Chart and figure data
══════

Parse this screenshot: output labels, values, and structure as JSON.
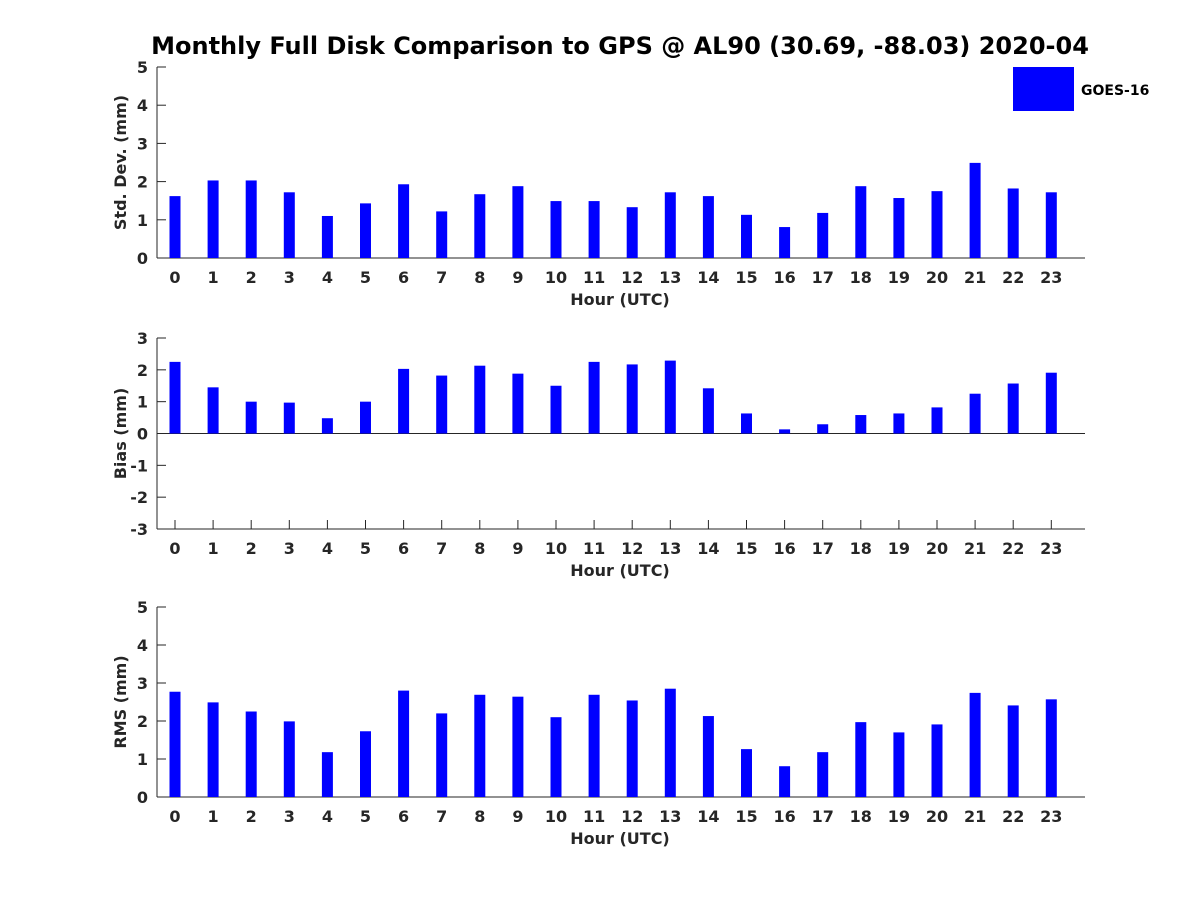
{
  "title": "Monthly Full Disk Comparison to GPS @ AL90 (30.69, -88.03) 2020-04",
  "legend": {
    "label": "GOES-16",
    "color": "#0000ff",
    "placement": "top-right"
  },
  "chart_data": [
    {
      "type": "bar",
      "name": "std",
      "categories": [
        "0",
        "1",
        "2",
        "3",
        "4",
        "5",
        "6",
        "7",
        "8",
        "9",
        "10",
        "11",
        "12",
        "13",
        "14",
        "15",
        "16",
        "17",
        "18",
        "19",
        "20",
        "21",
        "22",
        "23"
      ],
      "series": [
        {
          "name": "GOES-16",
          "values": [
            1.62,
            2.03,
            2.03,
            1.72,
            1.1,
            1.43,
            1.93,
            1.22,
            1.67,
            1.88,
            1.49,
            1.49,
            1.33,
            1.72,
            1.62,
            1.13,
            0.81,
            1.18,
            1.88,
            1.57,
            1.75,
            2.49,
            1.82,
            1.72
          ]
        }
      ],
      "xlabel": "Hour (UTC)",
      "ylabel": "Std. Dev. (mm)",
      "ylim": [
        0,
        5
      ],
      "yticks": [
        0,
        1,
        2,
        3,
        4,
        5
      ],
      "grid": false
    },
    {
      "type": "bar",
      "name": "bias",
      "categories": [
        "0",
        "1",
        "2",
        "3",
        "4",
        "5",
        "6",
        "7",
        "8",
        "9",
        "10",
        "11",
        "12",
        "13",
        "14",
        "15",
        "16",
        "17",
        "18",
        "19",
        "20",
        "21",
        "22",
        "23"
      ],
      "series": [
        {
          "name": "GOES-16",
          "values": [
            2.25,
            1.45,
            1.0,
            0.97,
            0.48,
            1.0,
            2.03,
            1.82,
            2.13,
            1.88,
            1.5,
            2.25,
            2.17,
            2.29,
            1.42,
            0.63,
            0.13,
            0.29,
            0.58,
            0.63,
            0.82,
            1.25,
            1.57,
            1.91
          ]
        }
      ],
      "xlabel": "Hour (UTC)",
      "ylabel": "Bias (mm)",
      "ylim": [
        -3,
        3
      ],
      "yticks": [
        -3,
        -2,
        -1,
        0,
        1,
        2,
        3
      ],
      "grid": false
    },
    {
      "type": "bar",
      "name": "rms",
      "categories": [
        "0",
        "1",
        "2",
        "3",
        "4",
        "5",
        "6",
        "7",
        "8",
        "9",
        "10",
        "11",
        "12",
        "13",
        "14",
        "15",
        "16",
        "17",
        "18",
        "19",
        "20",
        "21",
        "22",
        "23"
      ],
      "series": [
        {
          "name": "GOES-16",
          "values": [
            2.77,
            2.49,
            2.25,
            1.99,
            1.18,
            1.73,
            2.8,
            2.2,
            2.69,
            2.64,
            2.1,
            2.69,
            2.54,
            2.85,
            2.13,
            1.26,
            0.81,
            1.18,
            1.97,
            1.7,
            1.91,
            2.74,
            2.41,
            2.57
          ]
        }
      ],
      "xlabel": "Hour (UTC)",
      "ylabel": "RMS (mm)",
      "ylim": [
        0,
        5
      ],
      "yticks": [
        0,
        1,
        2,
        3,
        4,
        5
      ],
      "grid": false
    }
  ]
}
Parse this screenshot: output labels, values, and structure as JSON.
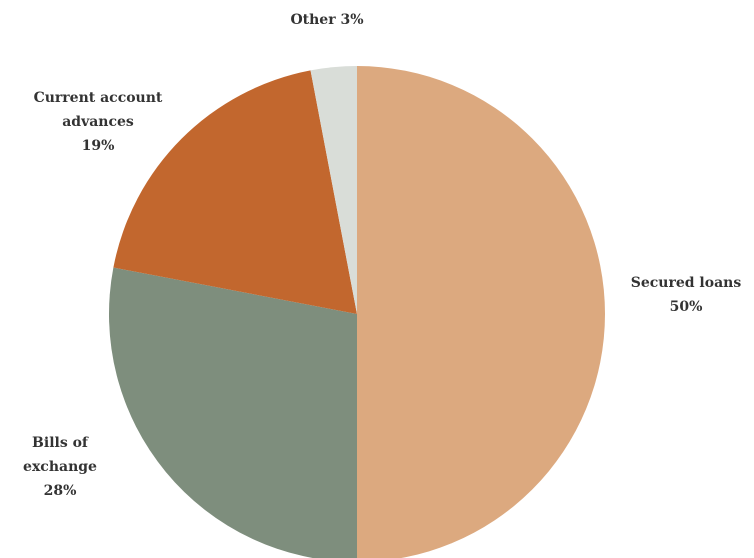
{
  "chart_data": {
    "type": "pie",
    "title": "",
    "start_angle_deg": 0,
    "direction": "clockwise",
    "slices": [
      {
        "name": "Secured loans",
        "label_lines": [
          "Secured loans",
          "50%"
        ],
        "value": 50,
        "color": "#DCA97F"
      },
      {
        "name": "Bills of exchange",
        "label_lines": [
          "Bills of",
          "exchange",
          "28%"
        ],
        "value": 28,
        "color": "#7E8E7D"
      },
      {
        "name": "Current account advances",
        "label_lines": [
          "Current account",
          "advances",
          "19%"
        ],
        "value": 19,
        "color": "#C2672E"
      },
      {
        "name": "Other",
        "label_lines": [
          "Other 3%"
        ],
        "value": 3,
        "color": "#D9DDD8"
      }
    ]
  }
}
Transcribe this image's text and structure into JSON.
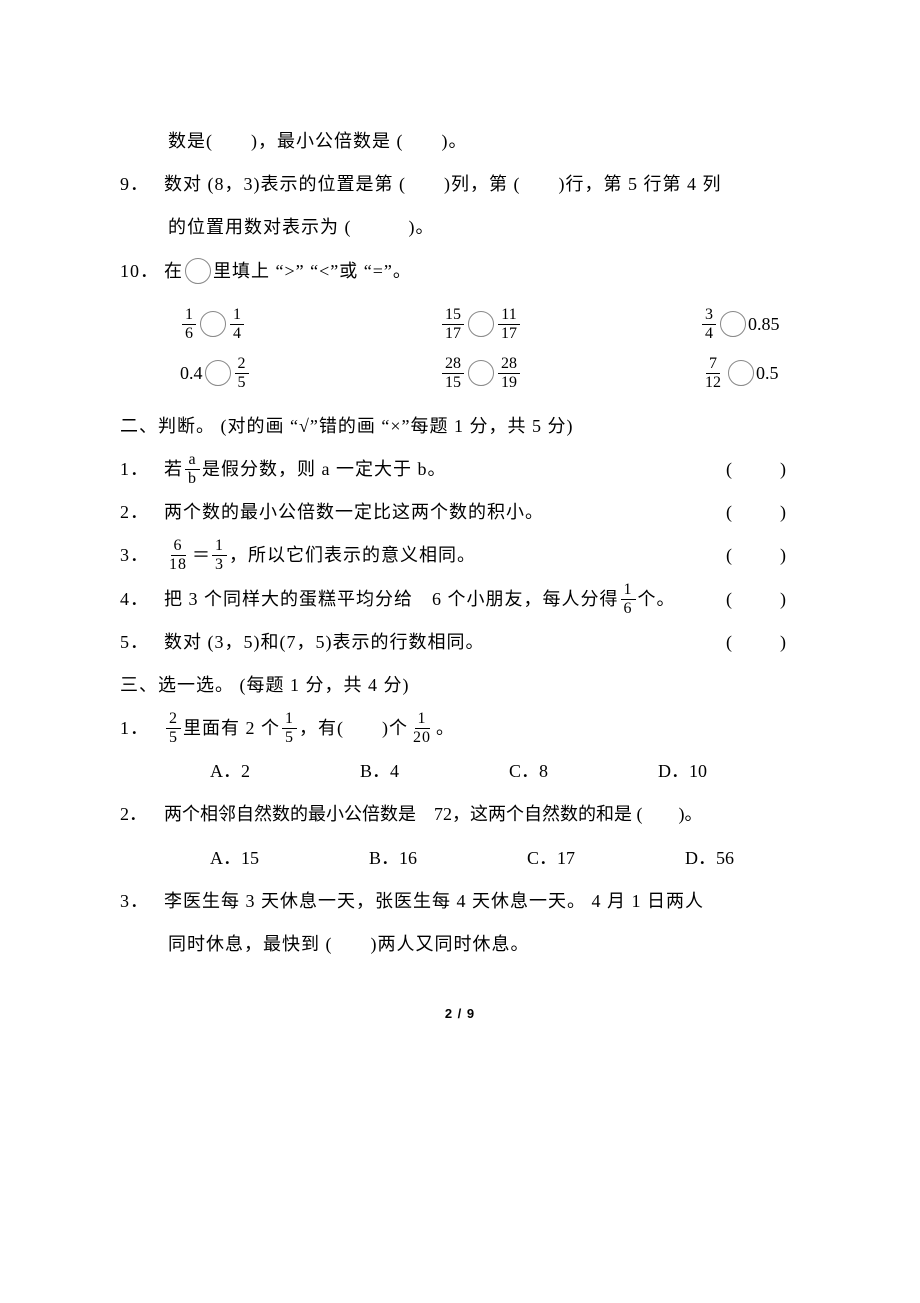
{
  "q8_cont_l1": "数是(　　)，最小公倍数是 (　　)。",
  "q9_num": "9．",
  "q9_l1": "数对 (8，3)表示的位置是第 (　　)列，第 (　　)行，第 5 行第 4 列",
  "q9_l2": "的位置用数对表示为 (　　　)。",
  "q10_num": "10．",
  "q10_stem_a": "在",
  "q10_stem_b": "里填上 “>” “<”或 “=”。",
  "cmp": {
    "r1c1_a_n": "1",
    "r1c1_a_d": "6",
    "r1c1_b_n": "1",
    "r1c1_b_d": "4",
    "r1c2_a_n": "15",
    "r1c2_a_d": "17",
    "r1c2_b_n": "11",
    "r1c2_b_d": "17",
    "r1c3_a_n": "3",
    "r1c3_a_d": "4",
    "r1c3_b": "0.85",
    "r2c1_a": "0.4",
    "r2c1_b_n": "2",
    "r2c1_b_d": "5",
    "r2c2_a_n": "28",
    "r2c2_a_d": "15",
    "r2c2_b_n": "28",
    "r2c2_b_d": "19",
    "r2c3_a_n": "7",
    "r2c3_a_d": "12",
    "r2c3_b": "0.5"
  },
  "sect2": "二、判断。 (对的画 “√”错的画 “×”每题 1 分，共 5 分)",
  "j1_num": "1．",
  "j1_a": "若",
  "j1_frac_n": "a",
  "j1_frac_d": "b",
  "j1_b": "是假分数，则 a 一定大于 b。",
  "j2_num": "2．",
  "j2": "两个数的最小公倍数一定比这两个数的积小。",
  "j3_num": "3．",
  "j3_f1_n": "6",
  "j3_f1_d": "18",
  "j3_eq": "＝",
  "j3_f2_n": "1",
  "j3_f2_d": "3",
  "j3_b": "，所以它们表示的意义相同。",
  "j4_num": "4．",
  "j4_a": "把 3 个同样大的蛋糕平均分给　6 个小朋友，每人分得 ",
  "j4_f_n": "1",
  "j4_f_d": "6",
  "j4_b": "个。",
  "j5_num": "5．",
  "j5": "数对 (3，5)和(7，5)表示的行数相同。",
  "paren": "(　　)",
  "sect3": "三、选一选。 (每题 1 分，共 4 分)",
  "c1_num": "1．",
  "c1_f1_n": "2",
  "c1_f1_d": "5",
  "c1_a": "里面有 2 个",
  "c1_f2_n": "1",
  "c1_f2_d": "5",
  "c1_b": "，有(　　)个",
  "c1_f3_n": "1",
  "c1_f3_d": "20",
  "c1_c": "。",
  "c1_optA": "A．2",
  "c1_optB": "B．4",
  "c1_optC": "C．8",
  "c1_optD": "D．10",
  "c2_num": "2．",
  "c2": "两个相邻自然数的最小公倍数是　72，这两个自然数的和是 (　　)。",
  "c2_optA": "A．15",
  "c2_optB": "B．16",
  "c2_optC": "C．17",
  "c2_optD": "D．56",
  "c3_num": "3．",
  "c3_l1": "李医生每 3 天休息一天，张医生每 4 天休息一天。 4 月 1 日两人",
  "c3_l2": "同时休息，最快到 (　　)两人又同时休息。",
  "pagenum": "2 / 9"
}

══════

**SET TASK**
Omit the pictures and restate the rest of the records verbatim.

**TASK ANSWER**
Parse this screenshot: output labels, values, and structure as JSON.
{
  "title": "Monthly Full Disk Comparison to GPS @ AL90 (30.69, -88.03) 2020-04",
  "legend": {
    "label": "GOES-16",
    "color": "#0000ff",
    "placement": "top-right"
  },
  "chart_data": [
    {
      "type": "bar",
      "name": "std",
      "categories": [
        "0",
        "1",
        "2",
        "3",
        "4",
        "5",
        "6",
        "7",
        "8",
        "9",
        "10",
        "11",
        "12",
        "13",
        "14",
        "15",
        "16",
        "17",
        "18",
        "19",
        "20",
        "21",
        "22",
        "23"
      ],
      "series": [
        {
          "name": "GOES-16",
          "values": [
            1.62,
            2.03,
            2.03,
            1.72,
            1.1,
            1.43,
            1.93,
            1.22,
            1.67,
            1.88,
            1.49,
            1.49,
            1.33,
            1.72,
            1.62,
            1.13,
            0.81,
            1.18,
            1.88,
            1.57,
            1.75,
            2.49,
            1.82,
            1.72
          ]
        }
      ],
      "xlabel": "Hour (UTC)",
      "ylabel": "Std. Dev. (mm)",
      "ylim": [
        0,
        5
      ],
      "yticks": [
        0,
        1,
        2,
        3,
        4,
        5
      ],
      "grid": false
    },
    {
      "type": "bar",
      "name": "bias",
      "categories": [
        "0",
        "1",
        "2",
        "3",
        "4",
        "5",
        "6",
        "7",
        "8",
        "9",
        "10",
        "11",
        "12",
        "13",
        "14",
        "15",
        "16",
        "17",
        "18",
        "19",
        "20",
        "21",
        "22",
        "23"
      ],
      "series": [
        {
          "name": "GOES-16",
          "values": [
            2.25,
            1.45,
            1.0,
            0.97,
            0.48,
            1.0,
            2.03,
            1.82,
            2.13,
            1.88,
            1.5,
            2.25,
            2.17,
            2.29,
            1.42,
            0.63,
            0.13,
            0.29,
            0.58,
            0.63,
            0.82,
            1.25,
            1.57,
            1.91
          ]
        }
      ],
      "xlabel": "Hour (UTC)",
      "ylabel": "Bias (mm)",
      "ylim": [
        -3,
        3
      ],
      "yticks": [
        -3,
        -2,
        -1,
        0,
        1,
        2,
        3
      ],
      "grid": false
    },
    {
      "type": "bar",
      "name": "rms",
      "categories": [
        "0",
        "1",
        "2",
        "3",
        "4",
        "5",
        "6",
        "7",
        "8",
        "9",
        "10",
        "11",
        "12",
        "13",
        "14",
        "15",
        "16",
        "17",
        "18",
        "19",
        "20",
        "21",
        "22",
        "23"
      ],
      "series": [
        {
          "name": "GOES-16",
          "values": [
            2.77,
            2.49,
            2.25,
            1.99,
            1.18,
            1.73,
            2.8,
            2.2,
            2.69,
            2.64,
            2.1,
            2.69,
            2.54,
            2.85,
            2.13,
            1.26,
            0.81,
            1.18,
            1.97,
            1.7,
            1.91,
            2.74,
            2.41,
            2.57
          ]
        }
      ],
      "xlabel": "Hour (UTC)",
      "ylabel": "RMS (mm)",
      "ylim": [
        0,
        5
      ],
      "yticks": [
        0,
        1,
        2,
        3,
        4,
        5
      ],
      "grid": false
    }
  ]
}
Parse this screenshot: output labels, values, and structure as JSON.
{
  "chart_data": {
    "type": "pie",
    "title": "",
    "start_angle_deg": 0,
    "direction": "clockwise",
    "slices": [
      {
        "name": "Secured loans",
        "label_lines": [
          "Secured loans",
          "50%"
        ],
        "value": 50,
        "color": "#DCA97F"
      },
      {
        "name": "Bills of exchange",
        "label_lines": [
          "Bills of",
          "exchange",
          "28%"
        ],
        "value": 28,
        "color": "#7E8E7D"
      },
      {
        "name": "Current account advances",
        "label_lines": [
          "Current account",
          "advances",
          "19%"
        ],
        "value": 19,
        "color": "#C2672E"
      },
      {
        "name": "Other",
        "label_lines": [
          "Other 3%"
        ],
        "value": 3,
        "color": "#D9DDD8"
      }
    ]
  }
}
Transcribe this image's text and structure into JSON.
{
  "q8_cont_l1": "数是(　　)，最小公倍数是 (　　)。",
  "q9_num": "9．",
  "q9_l1": "数对 (8，3)表示的位置是第 (　　)列，第 (　　)行，第 5 行第 4 列",
  "q9_l2": "的位置用数对表示为 (　　　)。",
  "q10_num": "10．",
  "q10_stem_a": "在",
  "q10_stem_b": "里填上 “>” “<”或 “=”。",
  "cmp": {
    "r1c1_a_n": "1",
    "r1c1_a_d": "6",
    "r1c1_b_n": "1",
    "r1c1_b_d": "4",
    "r1c2_a_n": "15",
    "r1c2_a_d": "17",
    "r1c2_b_n": "11",
    "r1c2_b_d": "17",
    "r1c3_a_n": "3",
    "r1c3_a_d": "4",
    "r1c3_b": "0.85",
    "r2c1_a": "0.4",
    "r2c1_b_n": "2",
    "r2c1_b_d": "5",
    "r2c2_a_n": "28",
    "r2c2_a_d": "15",
    "r2c2_b_n": "28",
    "r2c2_b_d": "19",
    "r2c3_a_n": "7",
    "r2c3_a_d": "12",
    "r2c3_b": "0.5"
  },
  "sect2": "二、判断。 (对的画 “√”错的画 “×”每题 1 分，共 5 分)",
  "j1_num": "1．",
  "j1_a": "若",
  "j1_frac_n": "a",
  "j1_frac_d": "b",
  "j1_b": "是假分数，则 a 一定大于 b。",
  "j2_num": "2．",
  "j2": "两个数的最小公倍数一定比这两个数的积小。",
  "j3_num": "3．",
  "j3_f1_n": "6",
  "j3_f1_d": "18",
  "j3_eq": "＝",
  "j3_f2_n": "1",
  "j3_f2_d": "3",
  "j3_b": "，所以它们表示的意义相同。",
  "j4_num": "4．",
  "j4_a": "把 3 个同样大的蛋糕平均分给　6 个小朋友，每人分得 ",
  "j4_f_n": "1",
  "j4_f_d": "6",
  "j4_b": "个。",
  "j5_num": "5．",
  "j5": "数对 (3，5)和(7，5)表示的行数相同。",
  "paren": "(　　)",
  "sect3": "三、选一选。 (每题 1 分，共 4 分)",
  "c1_num": "1．",
  "c1_f1_n": "2",
  "c1_f1_d": "5",
  "c1_a": "里面有 2 个",
  "c1_f2_n": "1",
  "c1_f2_d": "5",
  "c1_b": "，有(　　)个",
  "c1_f3_n": "1",
  "c1_f3_d": "20",
  "c1_c": "。",
  "c1_optA": "A．2",
  "c1_optB": "B．4",
  "c1_optC": "C．8",
  "c1_optD": "D．10",
  "c2_num": "2．",
  "c2": "两个相邻自然数的最小公倍数是　72，这两个自然数的和是 (　　)。",
  "c2_optA": "A．15",
  "c2_optB": "B．16",
  "c2_optC": "C．17",
  "c2_optD": "D．56",
  "c3_num": "3．",
  "c3_l1": "李医生每 3 天休息一天，张医生每 4 天休息一天。 4 月 1 日两人",
  "c3_l2": "同时休息，最快到 (　　)两人又同时休息。",
  "pagenum": "2 / 9"
}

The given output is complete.